→ EXERCISE OBJECTIVE:
Each line in the entries below that holds the string "this" is to be listed.

→ RECORDS SHOWN:
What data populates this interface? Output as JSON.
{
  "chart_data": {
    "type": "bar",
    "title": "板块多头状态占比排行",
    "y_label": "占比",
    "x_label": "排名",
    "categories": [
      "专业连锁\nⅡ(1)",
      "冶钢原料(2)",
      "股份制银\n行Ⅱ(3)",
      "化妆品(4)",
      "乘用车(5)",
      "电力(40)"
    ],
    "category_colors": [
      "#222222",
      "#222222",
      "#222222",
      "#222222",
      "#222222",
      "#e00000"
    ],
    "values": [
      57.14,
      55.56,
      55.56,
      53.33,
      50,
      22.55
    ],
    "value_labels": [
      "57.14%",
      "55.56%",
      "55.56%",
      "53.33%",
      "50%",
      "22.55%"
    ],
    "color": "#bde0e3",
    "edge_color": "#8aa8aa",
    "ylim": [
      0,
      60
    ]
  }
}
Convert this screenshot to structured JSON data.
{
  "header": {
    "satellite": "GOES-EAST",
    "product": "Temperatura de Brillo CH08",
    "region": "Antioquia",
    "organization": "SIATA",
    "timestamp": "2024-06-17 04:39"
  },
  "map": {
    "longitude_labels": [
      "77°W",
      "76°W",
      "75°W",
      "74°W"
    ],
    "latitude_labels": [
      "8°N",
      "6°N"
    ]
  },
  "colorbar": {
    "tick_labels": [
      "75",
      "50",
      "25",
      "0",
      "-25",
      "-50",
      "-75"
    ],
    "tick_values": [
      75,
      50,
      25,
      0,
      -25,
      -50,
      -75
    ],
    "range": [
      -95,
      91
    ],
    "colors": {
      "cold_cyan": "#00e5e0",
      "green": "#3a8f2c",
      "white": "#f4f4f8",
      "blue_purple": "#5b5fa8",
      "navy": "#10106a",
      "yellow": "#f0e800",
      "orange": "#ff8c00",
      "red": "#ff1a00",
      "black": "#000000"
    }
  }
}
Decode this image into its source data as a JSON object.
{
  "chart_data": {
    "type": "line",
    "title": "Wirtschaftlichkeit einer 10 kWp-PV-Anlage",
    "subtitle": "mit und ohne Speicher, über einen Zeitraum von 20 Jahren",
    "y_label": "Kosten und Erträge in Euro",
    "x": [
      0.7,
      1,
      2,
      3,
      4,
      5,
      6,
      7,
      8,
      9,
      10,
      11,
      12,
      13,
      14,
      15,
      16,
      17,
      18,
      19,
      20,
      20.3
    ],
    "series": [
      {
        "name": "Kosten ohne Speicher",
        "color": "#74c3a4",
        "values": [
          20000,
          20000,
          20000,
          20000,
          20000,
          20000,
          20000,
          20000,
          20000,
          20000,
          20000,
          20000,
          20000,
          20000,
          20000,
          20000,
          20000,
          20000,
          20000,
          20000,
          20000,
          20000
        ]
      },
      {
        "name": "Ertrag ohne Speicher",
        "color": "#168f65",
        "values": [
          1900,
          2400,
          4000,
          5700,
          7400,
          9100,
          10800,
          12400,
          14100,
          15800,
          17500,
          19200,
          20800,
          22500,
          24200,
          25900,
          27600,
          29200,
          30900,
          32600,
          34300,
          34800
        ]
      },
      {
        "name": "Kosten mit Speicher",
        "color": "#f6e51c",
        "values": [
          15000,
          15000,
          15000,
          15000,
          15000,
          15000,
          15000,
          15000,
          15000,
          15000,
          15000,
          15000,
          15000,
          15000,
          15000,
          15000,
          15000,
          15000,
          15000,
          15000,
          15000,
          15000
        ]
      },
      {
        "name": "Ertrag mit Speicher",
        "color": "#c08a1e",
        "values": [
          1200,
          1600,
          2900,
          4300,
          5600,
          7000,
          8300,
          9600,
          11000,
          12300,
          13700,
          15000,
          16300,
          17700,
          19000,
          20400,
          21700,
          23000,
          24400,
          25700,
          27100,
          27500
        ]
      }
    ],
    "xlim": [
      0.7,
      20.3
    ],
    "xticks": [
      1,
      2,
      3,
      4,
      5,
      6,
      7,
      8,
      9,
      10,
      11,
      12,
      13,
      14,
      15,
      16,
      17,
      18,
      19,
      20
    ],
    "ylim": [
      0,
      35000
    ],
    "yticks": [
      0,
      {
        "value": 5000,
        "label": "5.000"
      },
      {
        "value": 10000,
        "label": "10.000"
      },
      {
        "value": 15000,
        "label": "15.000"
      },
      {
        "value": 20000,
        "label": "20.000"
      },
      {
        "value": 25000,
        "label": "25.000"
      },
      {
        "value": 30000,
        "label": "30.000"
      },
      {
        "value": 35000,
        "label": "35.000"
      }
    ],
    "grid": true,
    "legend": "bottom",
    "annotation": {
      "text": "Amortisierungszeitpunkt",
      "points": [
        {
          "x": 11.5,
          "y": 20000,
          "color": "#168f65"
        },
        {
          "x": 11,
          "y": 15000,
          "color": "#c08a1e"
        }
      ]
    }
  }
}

→ COMPLETE OUTPUT:
What data populates this interface? Output as JSON.
Convert this screenshot to structured JSON data.
Decode this image into its source data as a JSON object.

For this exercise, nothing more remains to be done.